What you are asked to do = In the records, rewrite the stretch from the line containing "red-bubble — [225, 245, 273, 294]" through the line containing "next-bubble — [61, 745, 95, 779]", swapping every "orange" for "purple" and keeping everything else the same.

[Image element box records]
━━━━━━━━━━━━━━━━━━━━━━━━━━━━━━

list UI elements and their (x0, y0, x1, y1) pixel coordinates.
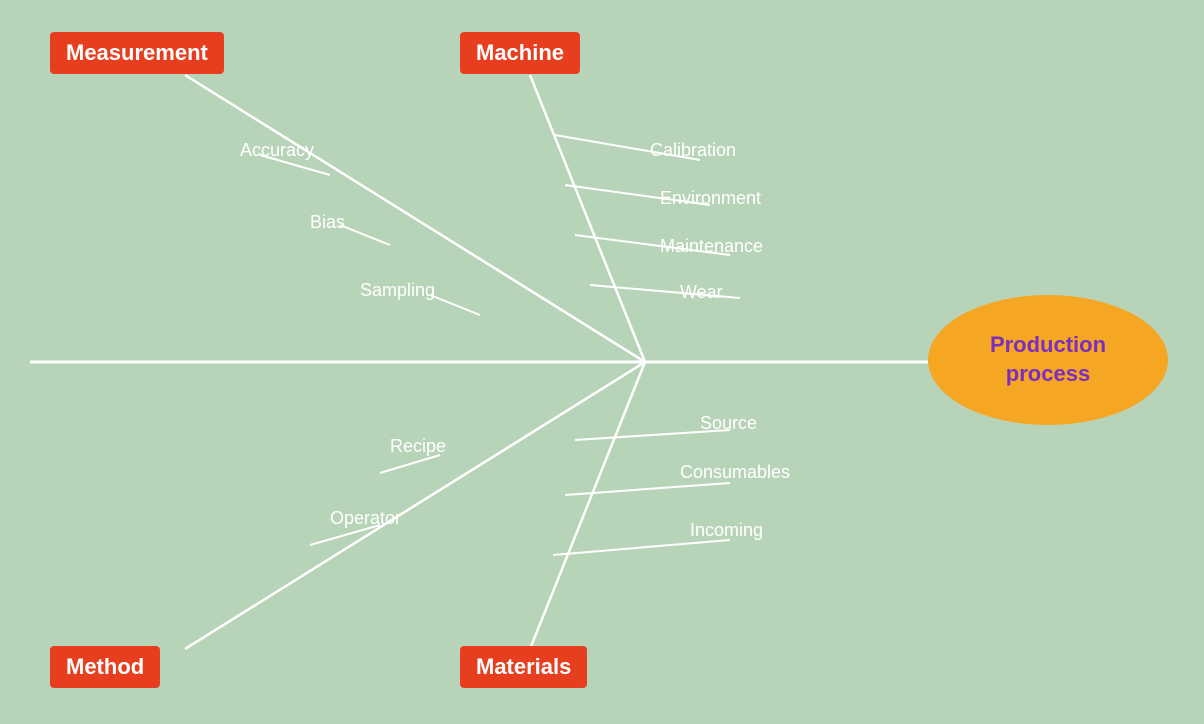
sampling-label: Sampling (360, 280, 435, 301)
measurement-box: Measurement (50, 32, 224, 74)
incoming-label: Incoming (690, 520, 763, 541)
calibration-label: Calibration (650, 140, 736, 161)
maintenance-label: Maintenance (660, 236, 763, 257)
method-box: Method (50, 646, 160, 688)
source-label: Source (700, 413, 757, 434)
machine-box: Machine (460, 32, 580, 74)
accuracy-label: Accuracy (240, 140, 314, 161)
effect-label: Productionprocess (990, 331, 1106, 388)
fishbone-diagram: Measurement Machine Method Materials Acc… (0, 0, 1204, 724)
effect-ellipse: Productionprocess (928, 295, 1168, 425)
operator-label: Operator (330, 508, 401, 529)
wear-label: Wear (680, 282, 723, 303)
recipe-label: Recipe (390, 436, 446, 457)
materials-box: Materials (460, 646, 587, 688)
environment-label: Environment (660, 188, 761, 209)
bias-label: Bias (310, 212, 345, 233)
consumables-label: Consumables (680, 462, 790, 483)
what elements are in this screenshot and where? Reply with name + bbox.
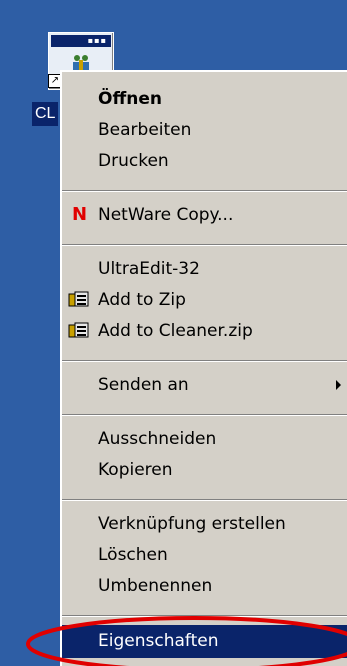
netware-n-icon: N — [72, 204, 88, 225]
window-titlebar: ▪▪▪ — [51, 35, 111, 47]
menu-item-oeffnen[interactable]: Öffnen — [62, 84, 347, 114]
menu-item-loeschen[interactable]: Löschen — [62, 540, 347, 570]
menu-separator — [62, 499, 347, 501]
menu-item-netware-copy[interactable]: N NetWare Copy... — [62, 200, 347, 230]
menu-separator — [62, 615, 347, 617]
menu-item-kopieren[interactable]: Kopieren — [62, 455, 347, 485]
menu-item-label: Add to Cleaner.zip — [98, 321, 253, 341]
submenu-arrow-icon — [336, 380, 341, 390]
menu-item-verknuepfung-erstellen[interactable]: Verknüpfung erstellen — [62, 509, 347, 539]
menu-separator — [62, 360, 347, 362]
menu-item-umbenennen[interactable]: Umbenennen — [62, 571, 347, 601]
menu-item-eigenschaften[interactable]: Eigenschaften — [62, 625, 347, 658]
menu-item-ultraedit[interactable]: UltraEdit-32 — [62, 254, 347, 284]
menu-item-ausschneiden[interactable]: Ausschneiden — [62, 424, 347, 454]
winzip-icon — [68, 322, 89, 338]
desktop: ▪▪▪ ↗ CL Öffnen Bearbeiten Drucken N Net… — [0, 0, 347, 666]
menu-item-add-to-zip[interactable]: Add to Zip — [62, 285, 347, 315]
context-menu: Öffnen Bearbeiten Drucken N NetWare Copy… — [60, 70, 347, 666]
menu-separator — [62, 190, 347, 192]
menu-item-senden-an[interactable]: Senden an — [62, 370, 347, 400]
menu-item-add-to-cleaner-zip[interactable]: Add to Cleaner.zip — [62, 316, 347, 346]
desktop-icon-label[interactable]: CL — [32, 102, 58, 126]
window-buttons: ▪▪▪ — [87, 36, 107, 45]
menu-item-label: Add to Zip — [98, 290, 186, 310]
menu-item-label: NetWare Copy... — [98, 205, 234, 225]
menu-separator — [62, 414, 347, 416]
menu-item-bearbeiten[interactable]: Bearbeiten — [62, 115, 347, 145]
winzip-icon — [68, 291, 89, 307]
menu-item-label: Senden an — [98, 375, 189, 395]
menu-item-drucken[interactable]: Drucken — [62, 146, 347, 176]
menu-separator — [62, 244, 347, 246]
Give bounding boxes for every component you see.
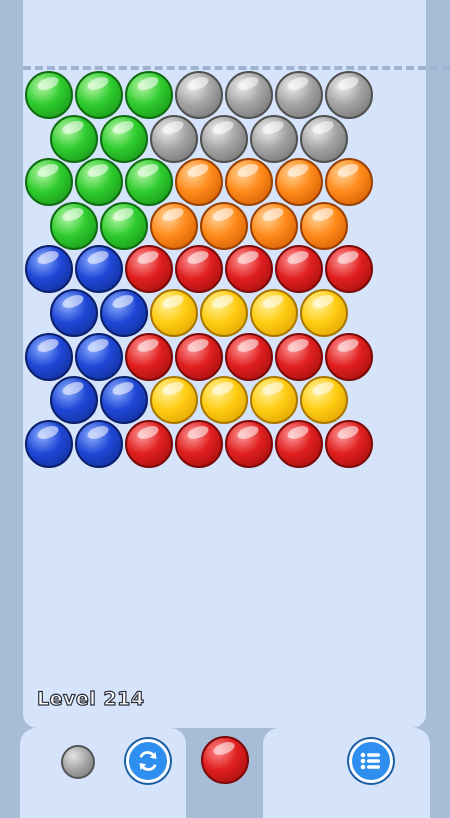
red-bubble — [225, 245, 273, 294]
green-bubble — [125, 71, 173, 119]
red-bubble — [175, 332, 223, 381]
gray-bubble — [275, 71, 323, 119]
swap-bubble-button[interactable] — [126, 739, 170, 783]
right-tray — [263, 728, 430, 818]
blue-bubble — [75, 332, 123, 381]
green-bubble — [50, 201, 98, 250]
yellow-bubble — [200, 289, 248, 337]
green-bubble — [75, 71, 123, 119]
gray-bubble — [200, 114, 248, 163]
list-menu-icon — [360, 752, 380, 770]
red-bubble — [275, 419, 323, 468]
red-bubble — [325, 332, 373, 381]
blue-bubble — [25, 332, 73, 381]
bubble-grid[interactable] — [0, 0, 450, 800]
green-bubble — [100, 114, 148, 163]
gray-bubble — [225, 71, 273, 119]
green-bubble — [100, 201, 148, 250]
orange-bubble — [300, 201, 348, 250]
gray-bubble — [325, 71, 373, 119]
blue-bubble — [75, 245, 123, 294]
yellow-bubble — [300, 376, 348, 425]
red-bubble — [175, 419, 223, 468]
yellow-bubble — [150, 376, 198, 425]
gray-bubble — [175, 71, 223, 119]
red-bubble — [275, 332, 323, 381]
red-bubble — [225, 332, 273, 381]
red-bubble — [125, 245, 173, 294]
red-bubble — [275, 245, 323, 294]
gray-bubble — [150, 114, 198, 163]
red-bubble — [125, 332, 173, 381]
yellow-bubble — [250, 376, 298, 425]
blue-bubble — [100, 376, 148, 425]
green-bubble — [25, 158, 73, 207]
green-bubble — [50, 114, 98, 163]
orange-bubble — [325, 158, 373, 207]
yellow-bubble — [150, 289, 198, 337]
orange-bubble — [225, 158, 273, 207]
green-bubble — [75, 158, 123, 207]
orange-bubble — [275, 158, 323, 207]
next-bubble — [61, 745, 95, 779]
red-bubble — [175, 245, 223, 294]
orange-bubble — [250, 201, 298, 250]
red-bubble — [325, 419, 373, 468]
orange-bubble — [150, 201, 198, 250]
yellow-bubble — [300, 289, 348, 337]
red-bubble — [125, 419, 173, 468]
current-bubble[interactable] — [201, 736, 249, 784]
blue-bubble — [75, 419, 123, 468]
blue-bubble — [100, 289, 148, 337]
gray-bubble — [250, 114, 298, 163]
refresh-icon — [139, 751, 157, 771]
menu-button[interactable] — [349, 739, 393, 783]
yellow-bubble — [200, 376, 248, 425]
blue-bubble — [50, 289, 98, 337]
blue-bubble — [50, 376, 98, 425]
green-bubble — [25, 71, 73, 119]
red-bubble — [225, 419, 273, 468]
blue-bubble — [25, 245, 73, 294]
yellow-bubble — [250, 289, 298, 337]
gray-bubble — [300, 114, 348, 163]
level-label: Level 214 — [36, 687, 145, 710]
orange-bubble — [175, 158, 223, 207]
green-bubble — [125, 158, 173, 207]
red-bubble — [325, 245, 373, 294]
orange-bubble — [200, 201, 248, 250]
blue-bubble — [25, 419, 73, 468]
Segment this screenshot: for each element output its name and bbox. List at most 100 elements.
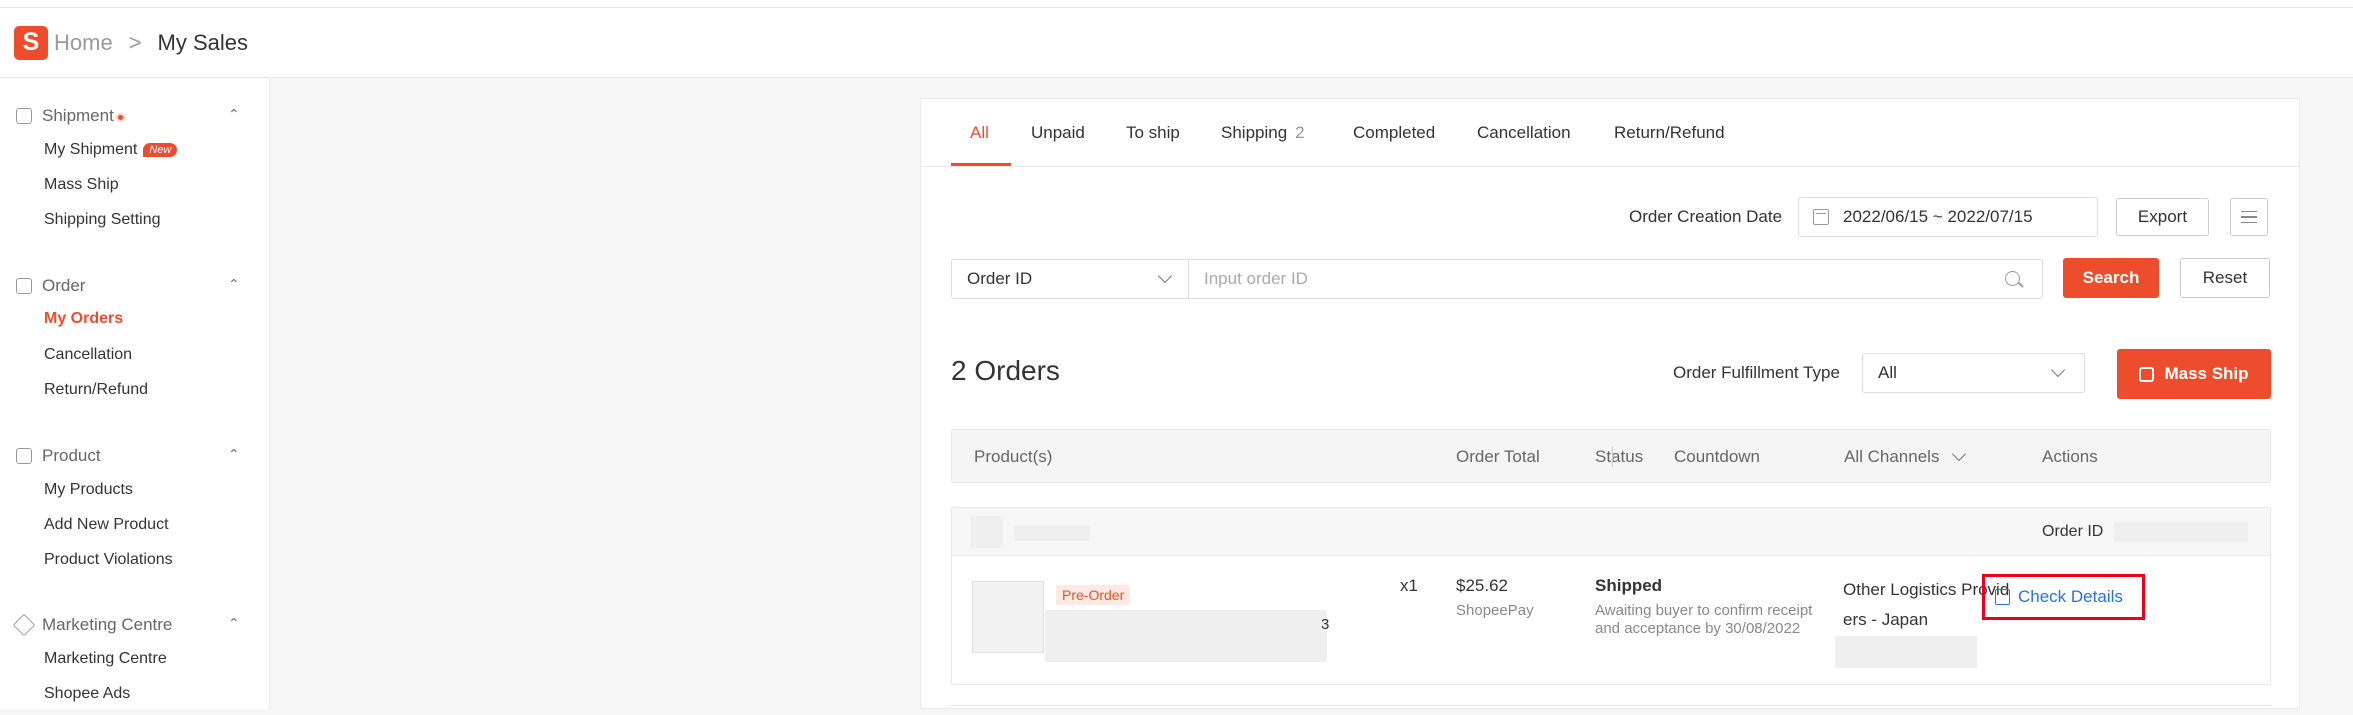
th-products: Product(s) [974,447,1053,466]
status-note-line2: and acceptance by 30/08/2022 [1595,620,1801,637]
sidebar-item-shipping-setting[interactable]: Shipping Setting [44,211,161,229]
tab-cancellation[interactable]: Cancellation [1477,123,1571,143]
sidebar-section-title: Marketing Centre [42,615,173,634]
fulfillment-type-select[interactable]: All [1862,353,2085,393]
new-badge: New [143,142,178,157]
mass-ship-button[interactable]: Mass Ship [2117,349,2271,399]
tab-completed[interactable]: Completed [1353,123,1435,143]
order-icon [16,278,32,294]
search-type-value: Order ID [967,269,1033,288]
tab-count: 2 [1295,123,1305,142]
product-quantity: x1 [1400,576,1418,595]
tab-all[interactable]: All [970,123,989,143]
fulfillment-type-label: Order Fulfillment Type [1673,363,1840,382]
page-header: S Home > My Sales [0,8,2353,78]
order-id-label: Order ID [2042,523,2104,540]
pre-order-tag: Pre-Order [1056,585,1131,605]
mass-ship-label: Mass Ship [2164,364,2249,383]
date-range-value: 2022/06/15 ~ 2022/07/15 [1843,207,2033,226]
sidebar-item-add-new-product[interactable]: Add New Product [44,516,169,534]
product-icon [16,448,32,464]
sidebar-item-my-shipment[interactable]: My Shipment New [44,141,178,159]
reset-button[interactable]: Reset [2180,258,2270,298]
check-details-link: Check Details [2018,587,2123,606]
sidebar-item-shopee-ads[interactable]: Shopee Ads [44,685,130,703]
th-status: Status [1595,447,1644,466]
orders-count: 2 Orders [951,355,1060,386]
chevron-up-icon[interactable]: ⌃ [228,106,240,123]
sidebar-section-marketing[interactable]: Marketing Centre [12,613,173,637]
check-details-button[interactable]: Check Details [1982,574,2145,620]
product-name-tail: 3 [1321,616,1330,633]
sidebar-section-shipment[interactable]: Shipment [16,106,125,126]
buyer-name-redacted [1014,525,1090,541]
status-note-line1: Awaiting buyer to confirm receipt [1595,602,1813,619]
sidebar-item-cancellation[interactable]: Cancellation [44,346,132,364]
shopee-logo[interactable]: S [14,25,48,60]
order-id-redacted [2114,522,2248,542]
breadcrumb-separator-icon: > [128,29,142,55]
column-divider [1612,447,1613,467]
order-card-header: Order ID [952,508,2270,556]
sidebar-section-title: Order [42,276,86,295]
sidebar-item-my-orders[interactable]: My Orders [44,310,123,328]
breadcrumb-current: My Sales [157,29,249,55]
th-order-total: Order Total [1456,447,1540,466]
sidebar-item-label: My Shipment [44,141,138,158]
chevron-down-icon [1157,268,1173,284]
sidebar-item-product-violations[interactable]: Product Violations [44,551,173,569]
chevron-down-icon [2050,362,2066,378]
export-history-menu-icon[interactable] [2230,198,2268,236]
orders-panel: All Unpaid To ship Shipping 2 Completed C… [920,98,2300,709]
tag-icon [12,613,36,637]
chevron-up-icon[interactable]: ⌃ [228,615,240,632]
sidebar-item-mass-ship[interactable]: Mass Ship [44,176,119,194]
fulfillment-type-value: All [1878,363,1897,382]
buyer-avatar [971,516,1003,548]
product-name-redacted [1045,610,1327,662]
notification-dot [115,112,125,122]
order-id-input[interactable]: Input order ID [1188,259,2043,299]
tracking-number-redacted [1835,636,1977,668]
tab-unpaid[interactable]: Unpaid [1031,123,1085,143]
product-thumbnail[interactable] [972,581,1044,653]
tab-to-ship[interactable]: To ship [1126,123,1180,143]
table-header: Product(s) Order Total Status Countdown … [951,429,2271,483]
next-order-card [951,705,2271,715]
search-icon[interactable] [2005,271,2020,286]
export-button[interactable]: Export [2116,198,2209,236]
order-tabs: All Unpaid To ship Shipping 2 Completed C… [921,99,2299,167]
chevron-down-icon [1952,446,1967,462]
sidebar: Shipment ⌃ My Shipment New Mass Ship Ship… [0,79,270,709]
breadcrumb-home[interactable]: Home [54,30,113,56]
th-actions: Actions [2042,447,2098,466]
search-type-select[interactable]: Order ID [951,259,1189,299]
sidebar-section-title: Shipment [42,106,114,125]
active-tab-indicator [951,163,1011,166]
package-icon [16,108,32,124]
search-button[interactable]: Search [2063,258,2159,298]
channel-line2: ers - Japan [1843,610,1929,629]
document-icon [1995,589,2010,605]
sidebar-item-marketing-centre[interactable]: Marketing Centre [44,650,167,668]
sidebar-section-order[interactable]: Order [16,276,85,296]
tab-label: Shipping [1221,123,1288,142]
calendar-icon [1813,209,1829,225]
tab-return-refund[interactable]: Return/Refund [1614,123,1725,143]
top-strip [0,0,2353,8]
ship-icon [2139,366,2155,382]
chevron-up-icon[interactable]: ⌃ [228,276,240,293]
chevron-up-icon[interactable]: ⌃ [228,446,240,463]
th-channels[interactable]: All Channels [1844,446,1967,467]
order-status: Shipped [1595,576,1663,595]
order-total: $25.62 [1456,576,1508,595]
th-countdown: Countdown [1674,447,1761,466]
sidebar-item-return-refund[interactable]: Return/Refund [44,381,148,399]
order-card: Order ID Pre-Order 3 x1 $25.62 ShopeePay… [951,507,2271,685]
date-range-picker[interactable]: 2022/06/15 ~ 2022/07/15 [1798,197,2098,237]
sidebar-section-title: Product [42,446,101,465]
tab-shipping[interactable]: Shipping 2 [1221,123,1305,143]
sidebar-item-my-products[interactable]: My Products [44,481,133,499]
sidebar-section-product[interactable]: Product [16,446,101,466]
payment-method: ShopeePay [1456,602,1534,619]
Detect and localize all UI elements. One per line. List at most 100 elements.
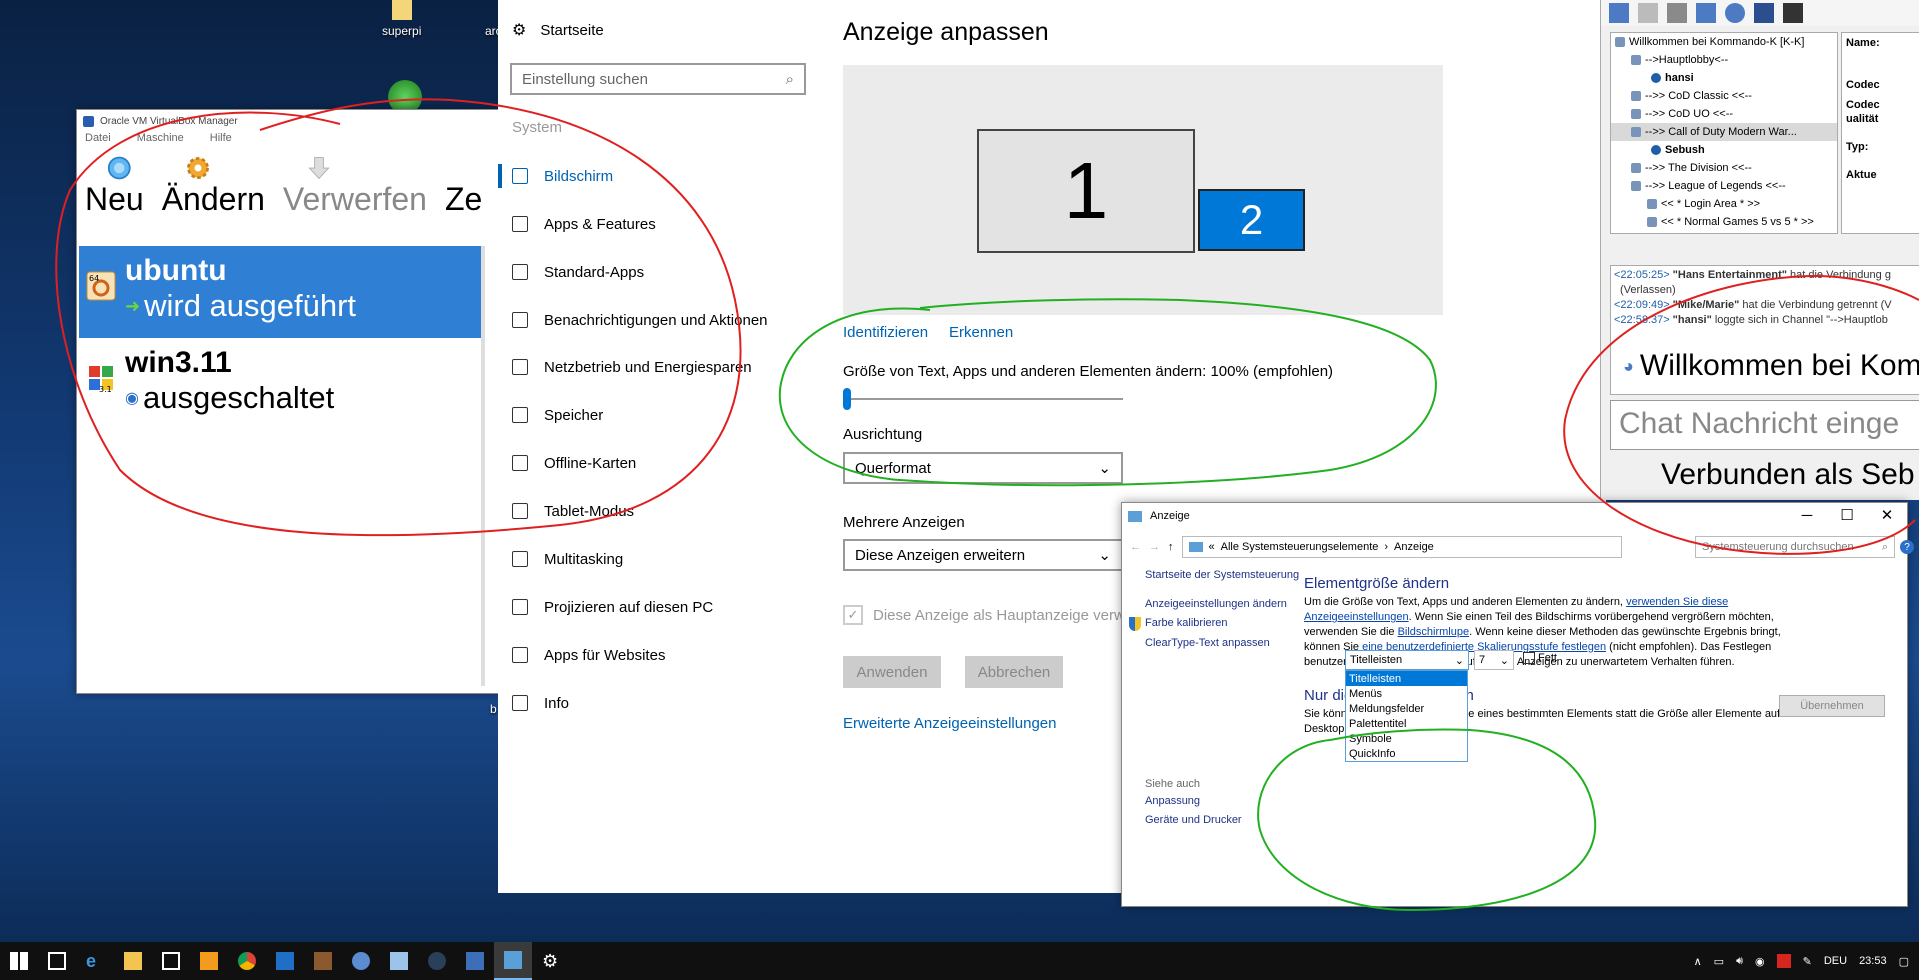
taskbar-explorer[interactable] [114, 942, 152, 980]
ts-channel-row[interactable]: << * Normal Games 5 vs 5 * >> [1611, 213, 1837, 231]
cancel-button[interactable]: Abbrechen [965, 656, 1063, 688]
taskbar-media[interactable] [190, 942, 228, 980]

━━━━━━━━━━━━━━━━━━━━━━━━━━━━━━

Response below =
red-bubble — [225, 245, 273, 294]
green-bubble — [125, 71, 173, 119]
red-bubble — [175, 332, 223, 381]
gray-bubble — [275, 71, 323, 119]
swap-bubble-button[interactable] — [126, 739, 170, 783]
right-tray — [263, 728, 430, 818]
blue-bubble — [75, 332, 123, 381]
green-bubble — [50, 201, 98, 250]
yellow-bubble — [200, 289, 248, 337]
green-bubble — [75, 71, 123, 119]
gray-bubble — [200, 114, 248, 163]
list-menu-icon — [360, 752, 380, 770]
red-bubble — [275, 419, 323, 468]
red-bubble — [325, 332, 373, 381]
blue-bubble — [25, 332, 73, 381]
bubble-grid[interactable] — [0, 0, 450, 800]
green-bubble — [100, 114, 148, 163]
gray-bubble — [225, 71, 273, 119]
green-bubble — [100, 201, 148, 250]
purple-bubble — [300, 201, 348, 250]
gray-bubble — [325, 71, 373, 119]
blue-bubble — [75, 245, 123, 294]
yellow-bubble — [300, 376, 348, 425]
red-bubble — [175, 419, 223, 468]
yellow-bubble — [150, 376, 198, 425]
gray-bubble — [175, 71, 223, 119]
red-bubble — [275, 332, 323, 381]
red-bubble — [225, 332, 273, 381]
red-bubble — [125, 245, 173, 294]
red-bubble — [275, 245, 323, 294]
gray-bubble — [150, 114, 198, 163]
red-bubble — [125, 332, 173, 381]
yellow-bubble — [250, 376, 298, 425]
blue-bubble — [100, 376, 148, 425]
green-bubble — [25, 158, 73, 207]
green-bubble — [50, 114, 98, 163]
purple-bubble — [325, 158, 373, 207]
yellow-bubble — [150, 289, 198, 337]
purple-bubble — [225, 158, 273, 207]
green-bubble — [75, 158, 123, 207]
purple-bubble — [275, 158, 323, 207]
next-bubble — [61, 745, 95, 779]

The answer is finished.